### Given information

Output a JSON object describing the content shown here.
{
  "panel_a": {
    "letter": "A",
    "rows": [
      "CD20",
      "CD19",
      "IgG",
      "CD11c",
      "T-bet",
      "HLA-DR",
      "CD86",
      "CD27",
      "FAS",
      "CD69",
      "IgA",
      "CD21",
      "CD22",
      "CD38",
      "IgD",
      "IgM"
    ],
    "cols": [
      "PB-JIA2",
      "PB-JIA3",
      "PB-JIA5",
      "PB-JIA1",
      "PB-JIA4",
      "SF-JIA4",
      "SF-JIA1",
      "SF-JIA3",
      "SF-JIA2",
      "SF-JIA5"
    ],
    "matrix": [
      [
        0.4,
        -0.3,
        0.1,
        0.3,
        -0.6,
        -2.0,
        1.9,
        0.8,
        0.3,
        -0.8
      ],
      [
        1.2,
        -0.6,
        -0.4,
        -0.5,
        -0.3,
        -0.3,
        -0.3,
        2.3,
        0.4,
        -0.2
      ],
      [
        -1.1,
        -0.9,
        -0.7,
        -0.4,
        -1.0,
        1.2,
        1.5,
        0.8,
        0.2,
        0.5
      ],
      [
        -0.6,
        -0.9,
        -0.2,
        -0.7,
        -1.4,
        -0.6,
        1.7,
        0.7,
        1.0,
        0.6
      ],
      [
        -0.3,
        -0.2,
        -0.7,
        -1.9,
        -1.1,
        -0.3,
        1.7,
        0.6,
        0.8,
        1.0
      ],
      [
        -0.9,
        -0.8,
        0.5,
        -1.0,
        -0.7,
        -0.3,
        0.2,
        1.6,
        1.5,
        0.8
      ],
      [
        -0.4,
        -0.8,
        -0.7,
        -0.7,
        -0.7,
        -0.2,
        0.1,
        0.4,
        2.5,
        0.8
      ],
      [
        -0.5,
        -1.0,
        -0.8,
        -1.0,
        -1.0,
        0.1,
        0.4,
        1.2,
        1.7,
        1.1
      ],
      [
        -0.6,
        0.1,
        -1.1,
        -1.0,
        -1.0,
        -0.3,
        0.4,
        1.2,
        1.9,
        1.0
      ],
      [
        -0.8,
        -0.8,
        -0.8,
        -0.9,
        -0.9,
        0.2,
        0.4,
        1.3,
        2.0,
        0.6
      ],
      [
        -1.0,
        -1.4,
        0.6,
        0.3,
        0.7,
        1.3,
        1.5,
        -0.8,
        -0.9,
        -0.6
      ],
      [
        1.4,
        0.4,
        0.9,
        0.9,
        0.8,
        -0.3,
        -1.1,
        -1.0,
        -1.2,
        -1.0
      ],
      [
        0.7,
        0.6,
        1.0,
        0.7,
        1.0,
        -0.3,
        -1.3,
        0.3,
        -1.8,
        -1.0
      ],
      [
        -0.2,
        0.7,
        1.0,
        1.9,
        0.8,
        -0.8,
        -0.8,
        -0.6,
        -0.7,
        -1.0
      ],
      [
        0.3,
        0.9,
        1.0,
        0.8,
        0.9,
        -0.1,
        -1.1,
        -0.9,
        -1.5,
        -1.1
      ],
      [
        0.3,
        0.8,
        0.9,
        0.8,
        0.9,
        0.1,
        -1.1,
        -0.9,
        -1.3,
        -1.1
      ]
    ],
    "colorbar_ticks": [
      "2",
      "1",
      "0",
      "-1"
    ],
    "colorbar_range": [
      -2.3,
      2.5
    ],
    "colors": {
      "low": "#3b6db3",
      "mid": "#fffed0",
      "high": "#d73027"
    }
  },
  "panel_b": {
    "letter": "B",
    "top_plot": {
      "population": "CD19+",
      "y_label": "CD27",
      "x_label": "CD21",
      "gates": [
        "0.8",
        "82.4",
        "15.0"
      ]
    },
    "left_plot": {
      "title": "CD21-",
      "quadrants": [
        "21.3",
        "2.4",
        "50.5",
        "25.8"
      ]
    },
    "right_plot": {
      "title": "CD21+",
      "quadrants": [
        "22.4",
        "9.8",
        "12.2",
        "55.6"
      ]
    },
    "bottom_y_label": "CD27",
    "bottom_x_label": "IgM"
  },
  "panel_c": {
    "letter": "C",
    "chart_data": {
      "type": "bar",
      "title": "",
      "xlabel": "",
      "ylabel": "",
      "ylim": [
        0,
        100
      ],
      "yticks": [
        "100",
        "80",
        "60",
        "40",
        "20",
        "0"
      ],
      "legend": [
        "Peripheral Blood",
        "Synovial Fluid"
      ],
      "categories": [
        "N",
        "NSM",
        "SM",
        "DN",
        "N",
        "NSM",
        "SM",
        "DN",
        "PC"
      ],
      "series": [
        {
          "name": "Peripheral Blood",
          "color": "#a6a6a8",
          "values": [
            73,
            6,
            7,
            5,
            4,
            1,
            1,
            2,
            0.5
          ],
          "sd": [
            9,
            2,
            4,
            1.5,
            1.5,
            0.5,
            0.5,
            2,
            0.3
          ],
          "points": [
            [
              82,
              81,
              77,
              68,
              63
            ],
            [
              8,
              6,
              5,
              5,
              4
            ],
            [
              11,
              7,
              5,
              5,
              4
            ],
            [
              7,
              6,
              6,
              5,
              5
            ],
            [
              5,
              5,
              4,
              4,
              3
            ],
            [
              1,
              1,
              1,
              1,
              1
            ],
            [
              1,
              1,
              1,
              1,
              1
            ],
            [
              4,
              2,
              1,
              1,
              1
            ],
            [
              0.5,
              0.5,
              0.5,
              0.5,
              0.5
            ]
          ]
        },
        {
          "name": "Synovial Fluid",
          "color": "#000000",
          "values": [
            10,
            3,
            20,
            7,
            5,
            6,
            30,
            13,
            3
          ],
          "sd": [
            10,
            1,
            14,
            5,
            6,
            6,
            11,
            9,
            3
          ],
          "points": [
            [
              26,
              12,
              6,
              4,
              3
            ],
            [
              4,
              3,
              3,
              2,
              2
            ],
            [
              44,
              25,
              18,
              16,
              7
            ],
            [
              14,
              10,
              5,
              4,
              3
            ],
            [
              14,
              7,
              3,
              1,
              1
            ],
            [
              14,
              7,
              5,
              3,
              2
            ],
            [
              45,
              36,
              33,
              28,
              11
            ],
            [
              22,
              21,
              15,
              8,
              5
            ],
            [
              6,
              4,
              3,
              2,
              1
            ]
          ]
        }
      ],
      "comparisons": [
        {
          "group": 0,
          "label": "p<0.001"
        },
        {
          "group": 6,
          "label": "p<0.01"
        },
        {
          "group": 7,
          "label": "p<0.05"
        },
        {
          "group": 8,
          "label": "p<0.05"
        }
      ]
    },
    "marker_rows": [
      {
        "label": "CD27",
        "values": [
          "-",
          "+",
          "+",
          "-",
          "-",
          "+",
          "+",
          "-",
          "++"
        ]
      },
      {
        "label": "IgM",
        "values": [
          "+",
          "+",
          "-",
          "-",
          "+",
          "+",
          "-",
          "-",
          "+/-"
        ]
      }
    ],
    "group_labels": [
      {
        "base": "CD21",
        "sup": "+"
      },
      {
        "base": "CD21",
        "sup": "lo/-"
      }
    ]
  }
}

######

* [Objective]
Going through the lines above one by one, tally those with the word "Peripheral" and give only the total.

* [Task answer]
2